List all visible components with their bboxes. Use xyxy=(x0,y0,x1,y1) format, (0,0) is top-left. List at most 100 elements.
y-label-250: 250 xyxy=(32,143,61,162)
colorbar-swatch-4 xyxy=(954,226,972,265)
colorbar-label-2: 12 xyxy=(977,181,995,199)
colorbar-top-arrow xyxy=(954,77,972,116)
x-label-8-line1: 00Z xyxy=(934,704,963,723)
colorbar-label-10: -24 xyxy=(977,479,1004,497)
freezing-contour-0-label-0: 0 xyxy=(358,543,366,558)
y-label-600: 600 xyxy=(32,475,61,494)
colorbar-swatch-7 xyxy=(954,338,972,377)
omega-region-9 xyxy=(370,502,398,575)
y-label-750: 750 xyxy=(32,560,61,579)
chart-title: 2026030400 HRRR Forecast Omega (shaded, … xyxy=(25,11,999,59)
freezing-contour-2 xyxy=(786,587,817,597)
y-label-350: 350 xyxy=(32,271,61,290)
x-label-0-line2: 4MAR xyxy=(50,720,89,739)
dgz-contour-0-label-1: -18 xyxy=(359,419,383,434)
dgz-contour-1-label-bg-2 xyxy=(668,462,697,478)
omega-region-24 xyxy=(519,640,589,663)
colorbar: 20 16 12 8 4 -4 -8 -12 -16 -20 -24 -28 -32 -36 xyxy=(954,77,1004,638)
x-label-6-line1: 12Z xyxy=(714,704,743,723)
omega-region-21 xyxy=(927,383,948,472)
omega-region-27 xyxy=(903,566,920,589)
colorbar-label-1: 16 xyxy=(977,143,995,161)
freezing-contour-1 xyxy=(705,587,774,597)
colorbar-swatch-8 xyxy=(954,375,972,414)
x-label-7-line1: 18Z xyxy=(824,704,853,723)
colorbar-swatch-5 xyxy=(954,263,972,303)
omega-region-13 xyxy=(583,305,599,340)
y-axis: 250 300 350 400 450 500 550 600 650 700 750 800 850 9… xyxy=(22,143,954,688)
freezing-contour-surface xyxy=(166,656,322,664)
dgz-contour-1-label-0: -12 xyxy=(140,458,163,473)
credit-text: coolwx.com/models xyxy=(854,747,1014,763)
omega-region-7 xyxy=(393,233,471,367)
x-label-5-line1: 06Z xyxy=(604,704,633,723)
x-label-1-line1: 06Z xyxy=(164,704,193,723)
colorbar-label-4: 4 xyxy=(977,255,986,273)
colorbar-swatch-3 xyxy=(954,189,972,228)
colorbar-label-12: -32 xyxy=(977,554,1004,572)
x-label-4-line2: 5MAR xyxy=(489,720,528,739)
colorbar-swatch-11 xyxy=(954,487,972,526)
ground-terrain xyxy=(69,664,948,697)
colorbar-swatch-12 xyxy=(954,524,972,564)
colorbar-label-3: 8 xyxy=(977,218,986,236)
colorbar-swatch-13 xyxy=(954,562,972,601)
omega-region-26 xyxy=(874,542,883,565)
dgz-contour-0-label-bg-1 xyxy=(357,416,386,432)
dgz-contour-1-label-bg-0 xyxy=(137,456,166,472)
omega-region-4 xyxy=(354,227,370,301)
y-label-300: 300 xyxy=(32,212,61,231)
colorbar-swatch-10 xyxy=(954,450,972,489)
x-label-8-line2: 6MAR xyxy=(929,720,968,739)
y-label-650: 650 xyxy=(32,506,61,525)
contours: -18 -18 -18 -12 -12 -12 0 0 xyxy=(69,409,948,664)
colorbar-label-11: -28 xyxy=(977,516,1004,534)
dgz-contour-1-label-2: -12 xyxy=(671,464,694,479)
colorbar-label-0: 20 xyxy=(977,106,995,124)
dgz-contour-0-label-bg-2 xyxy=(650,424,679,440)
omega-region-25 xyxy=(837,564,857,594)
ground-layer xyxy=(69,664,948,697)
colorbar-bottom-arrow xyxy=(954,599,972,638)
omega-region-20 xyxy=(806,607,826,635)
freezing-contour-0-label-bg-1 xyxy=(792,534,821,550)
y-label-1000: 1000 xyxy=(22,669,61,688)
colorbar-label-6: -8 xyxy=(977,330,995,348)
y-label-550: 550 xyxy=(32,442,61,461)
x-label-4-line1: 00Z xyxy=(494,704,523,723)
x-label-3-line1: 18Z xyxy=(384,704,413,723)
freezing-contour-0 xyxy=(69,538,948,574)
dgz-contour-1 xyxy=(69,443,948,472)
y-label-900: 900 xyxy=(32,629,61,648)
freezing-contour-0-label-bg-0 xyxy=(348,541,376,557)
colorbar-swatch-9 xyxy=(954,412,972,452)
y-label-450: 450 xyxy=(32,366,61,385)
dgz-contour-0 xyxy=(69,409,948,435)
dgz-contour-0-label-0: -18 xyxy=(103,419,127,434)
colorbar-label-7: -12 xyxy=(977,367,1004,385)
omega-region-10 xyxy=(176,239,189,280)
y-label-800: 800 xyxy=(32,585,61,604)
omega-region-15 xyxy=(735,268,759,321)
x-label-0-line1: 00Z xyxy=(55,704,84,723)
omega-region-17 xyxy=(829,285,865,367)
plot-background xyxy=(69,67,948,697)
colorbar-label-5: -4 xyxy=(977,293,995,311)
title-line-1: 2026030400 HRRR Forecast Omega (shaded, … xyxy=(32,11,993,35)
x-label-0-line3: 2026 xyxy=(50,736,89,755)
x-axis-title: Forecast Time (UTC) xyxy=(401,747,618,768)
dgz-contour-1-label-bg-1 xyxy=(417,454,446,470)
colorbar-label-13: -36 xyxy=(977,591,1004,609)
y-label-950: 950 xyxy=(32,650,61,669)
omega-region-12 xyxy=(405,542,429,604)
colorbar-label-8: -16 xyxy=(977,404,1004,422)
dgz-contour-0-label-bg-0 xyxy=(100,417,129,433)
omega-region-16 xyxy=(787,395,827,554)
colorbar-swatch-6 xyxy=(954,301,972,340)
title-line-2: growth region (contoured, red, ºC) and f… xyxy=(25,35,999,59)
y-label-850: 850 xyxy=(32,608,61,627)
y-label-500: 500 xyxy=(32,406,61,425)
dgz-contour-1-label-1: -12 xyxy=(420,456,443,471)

_EXERCISE:_
Please print the listing above verbatim, from its first line up to and including the line that contains "colorbar-label-1: 16 xyxy=(977,143,995,161)".

_SOLUTION TO THIS TASK:_
List all visible components with their bboxes. Use xyxy=(x0,y0,x1,y1) format, (0,0) is top-left. List at most 100 elements.
y-label-250: 250 xyxy=(32,143,61,162)
colorbar-swatch-4 xyxy=(954,226,972,265)
colorbar-label-2: 12 xyxy=(977,181,995,199)
colorbar-top-arrow xyxy=(954,77,972,116)
x-label-8-line1: 00Z xyxy=(934,704,963,723)
colorbar-label-10: -24 xyxy=(977,479,1004,497)
freezing-contour-0-label-0: 0 xyxy=(358,543,366,558)
y-label-600: 600 xyxy=(32,475,61,494)
colorbar-swatch-7 xyxy=(954,338,972,377)
omega-region-9 xyxy=(370,502,398,575)
y-label-750: 750 xyxy=(32,560,61,579)
chart-title: 2026030400 HRRR Forecast Omega (shaded, … xyxy=(25,11,999,59)
freezing-contour-2 xyxy=(786,587,817,597)
y-label-350: 350 xyxy=(32,271,61,290)
x-label-0-line2: 4MAR xyxy=(50,720,89,739)
dgz-contour-0-label-1: -18 xyxy=(359,419,383,434)
dgz-contour-1-label-bg-2 xyxy=(668,462,697,478)
omega-region-24 xyxy=(519,640,589,663)
colorbar: 20 16 12 8 4 -4 -8 -12 -16 -20 -24 -28 -32 -36 xyxy=(954,77,1004,638)
x-label-6-line1: 12Z xyxy=(714,704,743,723)
omega-region-21 xyxy=(927,383,948,472)
omega-region-27 xyxy=(903,566,920,589)
colorbar-label-1: 16 xyxy=(977,143,995,161)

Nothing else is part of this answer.